# [WRITTEN TASK]
Quote all of the entries word for word.

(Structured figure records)
[BEGIN]
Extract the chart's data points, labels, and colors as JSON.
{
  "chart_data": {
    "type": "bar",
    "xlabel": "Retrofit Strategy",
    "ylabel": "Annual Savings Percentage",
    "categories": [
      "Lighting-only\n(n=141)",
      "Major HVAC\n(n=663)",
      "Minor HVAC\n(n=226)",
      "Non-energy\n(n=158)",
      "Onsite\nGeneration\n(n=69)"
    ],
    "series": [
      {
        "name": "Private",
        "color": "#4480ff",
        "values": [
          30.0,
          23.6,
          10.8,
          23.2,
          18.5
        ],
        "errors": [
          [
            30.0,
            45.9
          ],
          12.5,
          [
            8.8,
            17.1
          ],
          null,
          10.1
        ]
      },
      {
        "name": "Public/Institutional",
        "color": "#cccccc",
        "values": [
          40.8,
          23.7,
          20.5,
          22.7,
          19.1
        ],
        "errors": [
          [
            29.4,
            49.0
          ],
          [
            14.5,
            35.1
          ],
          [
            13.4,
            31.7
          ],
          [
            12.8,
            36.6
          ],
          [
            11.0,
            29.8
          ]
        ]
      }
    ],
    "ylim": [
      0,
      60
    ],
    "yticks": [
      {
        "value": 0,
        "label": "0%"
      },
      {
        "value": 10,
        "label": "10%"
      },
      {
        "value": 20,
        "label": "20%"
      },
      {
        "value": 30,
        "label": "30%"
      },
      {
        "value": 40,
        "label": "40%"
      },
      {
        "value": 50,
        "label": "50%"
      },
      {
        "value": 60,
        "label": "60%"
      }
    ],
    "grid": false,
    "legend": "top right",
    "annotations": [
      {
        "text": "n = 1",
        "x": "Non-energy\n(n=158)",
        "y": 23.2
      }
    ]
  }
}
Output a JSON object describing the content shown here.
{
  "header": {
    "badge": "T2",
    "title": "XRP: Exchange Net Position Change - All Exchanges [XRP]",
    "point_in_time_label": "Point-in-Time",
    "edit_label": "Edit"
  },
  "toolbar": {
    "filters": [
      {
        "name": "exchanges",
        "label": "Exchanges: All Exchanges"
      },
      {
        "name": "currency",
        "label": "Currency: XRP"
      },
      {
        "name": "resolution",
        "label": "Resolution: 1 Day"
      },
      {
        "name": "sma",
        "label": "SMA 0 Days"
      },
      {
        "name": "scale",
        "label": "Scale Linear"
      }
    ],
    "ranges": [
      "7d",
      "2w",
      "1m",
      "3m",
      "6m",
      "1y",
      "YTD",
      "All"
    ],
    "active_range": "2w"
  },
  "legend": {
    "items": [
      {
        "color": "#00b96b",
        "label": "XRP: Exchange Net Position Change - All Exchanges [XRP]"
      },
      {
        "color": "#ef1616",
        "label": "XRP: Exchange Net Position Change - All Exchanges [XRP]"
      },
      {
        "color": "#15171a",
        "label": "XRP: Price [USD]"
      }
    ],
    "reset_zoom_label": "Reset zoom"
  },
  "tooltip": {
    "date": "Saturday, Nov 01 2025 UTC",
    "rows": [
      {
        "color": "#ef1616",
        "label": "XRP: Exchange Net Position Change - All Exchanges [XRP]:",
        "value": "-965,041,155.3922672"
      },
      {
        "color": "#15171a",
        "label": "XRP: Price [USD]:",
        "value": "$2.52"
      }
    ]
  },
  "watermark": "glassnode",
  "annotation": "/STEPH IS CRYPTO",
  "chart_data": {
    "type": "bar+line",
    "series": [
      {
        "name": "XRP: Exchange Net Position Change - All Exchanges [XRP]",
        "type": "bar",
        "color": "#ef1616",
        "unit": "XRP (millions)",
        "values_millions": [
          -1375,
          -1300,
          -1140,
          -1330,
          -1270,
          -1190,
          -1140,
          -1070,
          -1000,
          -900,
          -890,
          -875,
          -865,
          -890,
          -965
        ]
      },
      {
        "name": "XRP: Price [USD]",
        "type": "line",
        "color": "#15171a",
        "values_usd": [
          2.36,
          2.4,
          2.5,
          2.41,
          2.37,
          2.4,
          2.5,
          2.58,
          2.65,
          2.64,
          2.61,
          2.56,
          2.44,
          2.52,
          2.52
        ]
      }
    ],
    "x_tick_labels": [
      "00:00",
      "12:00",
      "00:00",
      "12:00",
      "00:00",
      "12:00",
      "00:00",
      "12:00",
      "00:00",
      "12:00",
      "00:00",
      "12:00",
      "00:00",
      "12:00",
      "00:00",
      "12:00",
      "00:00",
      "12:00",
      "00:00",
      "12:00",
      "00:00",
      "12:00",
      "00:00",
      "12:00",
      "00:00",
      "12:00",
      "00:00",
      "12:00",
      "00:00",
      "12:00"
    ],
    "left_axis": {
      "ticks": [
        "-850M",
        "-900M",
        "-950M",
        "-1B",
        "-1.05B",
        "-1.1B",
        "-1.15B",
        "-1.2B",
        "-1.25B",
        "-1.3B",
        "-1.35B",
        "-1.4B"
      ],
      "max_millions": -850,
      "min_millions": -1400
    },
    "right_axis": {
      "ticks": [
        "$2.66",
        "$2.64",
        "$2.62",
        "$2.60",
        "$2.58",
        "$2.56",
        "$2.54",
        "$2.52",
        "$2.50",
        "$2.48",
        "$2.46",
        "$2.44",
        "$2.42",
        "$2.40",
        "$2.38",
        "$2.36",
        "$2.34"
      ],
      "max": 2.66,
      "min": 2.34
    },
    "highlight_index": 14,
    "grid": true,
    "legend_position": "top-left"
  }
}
[END]
# [RESULT FOR THIS TASK]
Extract the chart's data points, labels, and colors as JSON.
{
  "chart_data": {
    "type": "bar",
    "xlabel": "Retrofit Strategy",
    "ylabel": "Annual Savings Percentage",
    "categories": [
      "Lighting-only\n(n=141)",
      "Major HVAC\n(n=663)",
      "Minor HVAC\n(n=226)",
      "Non-energy\n(n=158)",
      "Onsite\nGeneration\n(n=69)"
    ],
    "series": [
      {
        "name": "Private",
        "color": "#4480ff",
        "values": [
          30.0,
          23.6,
          10.8,
          23.2,
          18.5
        ],
        "errors": [
          [
            30.0,
            45.9
          ],
          12.5,
          [
            8.8,
            17.1
          ],
          null,
          10.1
        ]
      },
      {
        "name": "Public/Institutional",
        "color": "#cccccc",
        "values": [
          40.8,
          23.7,
          20.5,
          22.7,
          19.1
        ],
        "errors": [
          [
            29.4,
            49.0
          ],
          [
            14.5,
            35.1
          ],
          [
            13.4,
            31.7
          ],
          [
            12.8,
            36.6
          ],
          [
            11.0,
            29.8
          ]
        ]
      }
    ],
    "ylim": [
      0,
      60
    ],
    "yticks": [
      {
        "value": 0,
        "label": "0%"
      },
      {
        "value": 10,
        "label": "10%"
      },
      {
        "value": 20,
        "label": "20%"
      },
      {
        "value": 30,
        "label": "30%"
      },
      {
        "value": 40,
        "label": "40%"
      },
      {
        "value": 50,
        "label": "50%"
      },
      {
        "value": 60,
        "label": "60%"
      }
    ],
    "grid": false,
    "legend": "top right",
    "annotations": [
      {
        "text": "n = 1",
        "x": "Non-energy\n(n=158)",
        "y": 23.2
      }
    ]
  }
}
Output a JSON object describing the content shown here.
{
  "header": {
    "badge": "T2",
    "title": "XRP: Exchange Net Position Change - All Exchanges [XRP]",
    "point_in_time_label": "Point-in-Time",
    "edit_label": "Edit"
  },
  "toolbar": {
    "filters": [
      {
        "name": "exchanges",
        "label": "Exchanges: All Exchanges"
      },
      {
        "name": "currency",
        "label": "Currency: XRP"
      },
      {
        "name": "resolution",
        "label": "Resolution: 1 Day"
      },
      {
        "name": "sma",
        "label": "SMA 0 Days"
      },
      {
        "name": "scale",
        "label": "Scale Linear"
      }
    ],
    "ranges": [
      "7d",
      "2w",
      "1m",
      "3m",
      "6m",
      "1y",
      "YTD",
      "All"
    ],
    "active_range": "2w"
  },
  "legend": {
    "items": [
      {
        "color": "#00b96b",
        "label": "XRP: Exchange Net Position Change - All Exchanges [XRP]"
      },
      {
        "color": "#ef1616",
        "label": "XRP: Exchange Net Position Change - All Exchanges [XRP]"
      },
      {
        "color": "#15171a",
        "label": "XRP: Price [USD]"
      }
    ],
    "reset_zoom_label": "Reset zoom"
  },
  "tooltip": {
    "date": "Saturday, Nov 01 2025 UTC",
    "rows": [
      {
        "color": "#ef1616",
        "label": "XRP: Exchange Net Position Change - All Exchanges [XRP]:",
        "value": "-965,041,155.3922672"
      },
      {
        "color": "#15171a",
        "label": "XRP: Price [USD]:",
        "value": "$2.52"
      }
    ]
  },
  "watermark": "glassnode",
  "annotation": "/STEPH IS CRYPTO",
  "chart_data": {
    "type": "bar+line",
    "series": [
      {
        "name": "XRP: Exchange Net Position Change - All Exchanges [XRP]",
        "type": "bar",
        "color": "#ef1616",
        "unit": "XRP (millions)",
        "values_millions": [
          -1375,
          -1300,
          -1140,
          -1330,
          -1270,
          -1190,
          -1140,
          -1070,
          -1000,
          -900,
          -890,
          -875,
          -865,
          -890,
          -965
        ]
      },
      {
        "name": "XRP: Price [USD]",
        "type": "line",
        "color": "#15171a",
        "values_usd": [
          2.36,
          2.4,
          2.5,
          2.41,
          2.37,
          2.4,
          2.5,
          2.58,
          2.65,
          2.64,
          2.61,
          2.56,
          2.44,
          2.52,
          2.52
        ]
      }
    ],
    "x_tick_labels": [
      "00:00",
      "12:00",
      "00:00",
      "12:00",
      "00:00",
      "12:00",
      "00:00",
      "12:00",
      "00:00",
      "12:00",
      "00:00",
      "12:00",
      "00:00",
      "12:00",
      "00:00",
      "12:00",
      "00:00",
      "12:00",
      "00:00",
      "12:00",
      "00:00",
      "12:00",
      "00:00",
      "12:00",
      "00:00",
      "12:00",
      "00:00",
      "12:00",
      "00:00",
      "12:00"
    ],
    "left_axis": {
      "ticks": [
        "-850M",
        "-900M",
        "-950M",
        "-1B",
        "-1.05B",
        "-1.1B",
        "-1.15B",
        "-1.2B",
        "-1.25B",
        "-1.3B",
        "-1.35B",
        "-1.4B"
      ],
      "max_millions": -850,
      "min_millions": -1400
    },
    "right_axis": {
      "ticks": [
        "$2.66",
        "$2.64",
        "$2.62",
        "$2.60",
        "$2.58",
        "$2.56",
        "$2.54",
        "$2.52",
        "$2.50",
        "$2.48",
        "$2.46",
        "$2.44",
        "$2.42",
        "$2.40",
        "$2.38",
        "$2.36",
        "$2.34"
      ],
      "max": 2.66,
      "min": 2.34
    },
    "highlight_index": 14,
    "grid": true,
    "legend_position": "top-left"
  }
}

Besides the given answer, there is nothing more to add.